» **EXERCISE OBJECTIVE**
Exactly reproduce each line of the listing that follows.
+ + + +
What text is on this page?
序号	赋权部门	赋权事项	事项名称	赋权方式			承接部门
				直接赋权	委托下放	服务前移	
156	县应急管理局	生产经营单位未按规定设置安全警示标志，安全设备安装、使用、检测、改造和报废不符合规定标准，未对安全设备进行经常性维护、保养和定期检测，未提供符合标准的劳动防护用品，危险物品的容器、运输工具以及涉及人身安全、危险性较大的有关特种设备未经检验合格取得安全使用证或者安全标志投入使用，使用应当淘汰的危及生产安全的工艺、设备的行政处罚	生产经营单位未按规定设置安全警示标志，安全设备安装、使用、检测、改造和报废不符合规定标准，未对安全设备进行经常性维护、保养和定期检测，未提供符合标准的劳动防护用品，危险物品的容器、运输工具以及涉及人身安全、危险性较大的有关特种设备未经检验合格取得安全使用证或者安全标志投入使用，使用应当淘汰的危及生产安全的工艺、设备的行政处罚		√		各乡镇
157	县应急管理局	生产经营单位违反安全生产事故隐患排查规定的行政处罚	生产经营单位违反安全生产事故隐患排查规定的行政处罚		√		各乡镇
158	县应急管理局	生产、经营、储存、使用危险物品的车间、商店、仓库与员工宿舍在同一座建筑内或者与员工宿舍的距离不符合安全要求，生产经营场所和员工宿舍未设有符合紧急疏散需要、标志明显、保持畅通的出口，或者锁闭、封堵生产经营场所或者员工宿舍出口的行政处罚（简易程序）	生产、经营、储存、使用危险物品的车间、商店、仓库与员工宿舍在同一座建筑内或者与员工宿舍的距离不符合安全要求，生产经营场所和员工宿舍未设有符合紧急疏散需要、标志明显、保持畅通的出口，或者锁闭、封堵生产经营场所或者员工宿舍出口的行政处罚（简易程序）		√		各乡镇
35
+ + + +
» **COMPLETE ANSWER**
What text is on this page?
序号	赋权部门	赋权事项	事项名称	赋权方式			承接部门
				直接赋权	委托下放	服务前移	
156	县应急管理局	生产经营单位未按规定设置安全警示标志，安全设备安装、使用、检测、改造和报废不符合规定标准，未对安全设备进行经常性维护、保养和定期检测，未提供符合标准的劳动防护用品，危险物品的容器、运输工具以及涉及人身安全、危险性较大的有关特种设备未经检验合格取得安全使用证或者安全标志投入使用，使用应当淘汰的危及生产安全的工艺、设备的行政处罚	生产经营单位未按规定设置安全警示标志，安全设备安装、使用、检测、改造和报废不符合规定标准，未对安全设备进行经常性维护、保养和定期检测，未提供符合标准的劳动防护用品，危险物品的容器、运输工具以及涉及人身安全、危险性较大的有关特种设备未经检验合格取得安全使用证或者安全标志投入使用，使用应当淘汰的危及生产安全的工艺、设备的行政处罚		√		各乡镇
157	县应急管理局	生产经营单位违反安全生产事故隐患排查规定的行政处罚	生产经营单位违反安全生产事故隐患排查规定的行政处罚		√		各乡镇
158	县应急管理局	生产、经营、储存、使用危险物品的车间、商店、仓库与员工宿舍在同一座建筑内或者与员工宿舍的距离不符合安全要求，生产经营场所和员工宿舍未设有符合紧急疏散需要、标志明显、保持畅通的出口，或者锁闭、封堵生产经营场所或者员工宿舍出口的行政处罚（简易程序）	生产、经营、储存、使用危险物品的车间、商店、仓库与员工宿舍在同一座建筑内或者与员工宿舍的距离不符合安全要求，生产经营场所和员工宿舍未设有符合紧急疏散需要、标志明显、保持畅通的出口，或者锁闭、封堵生产经营场所或者员工宿舍出口的行政处罚（简易程序）		√		各乡镇
35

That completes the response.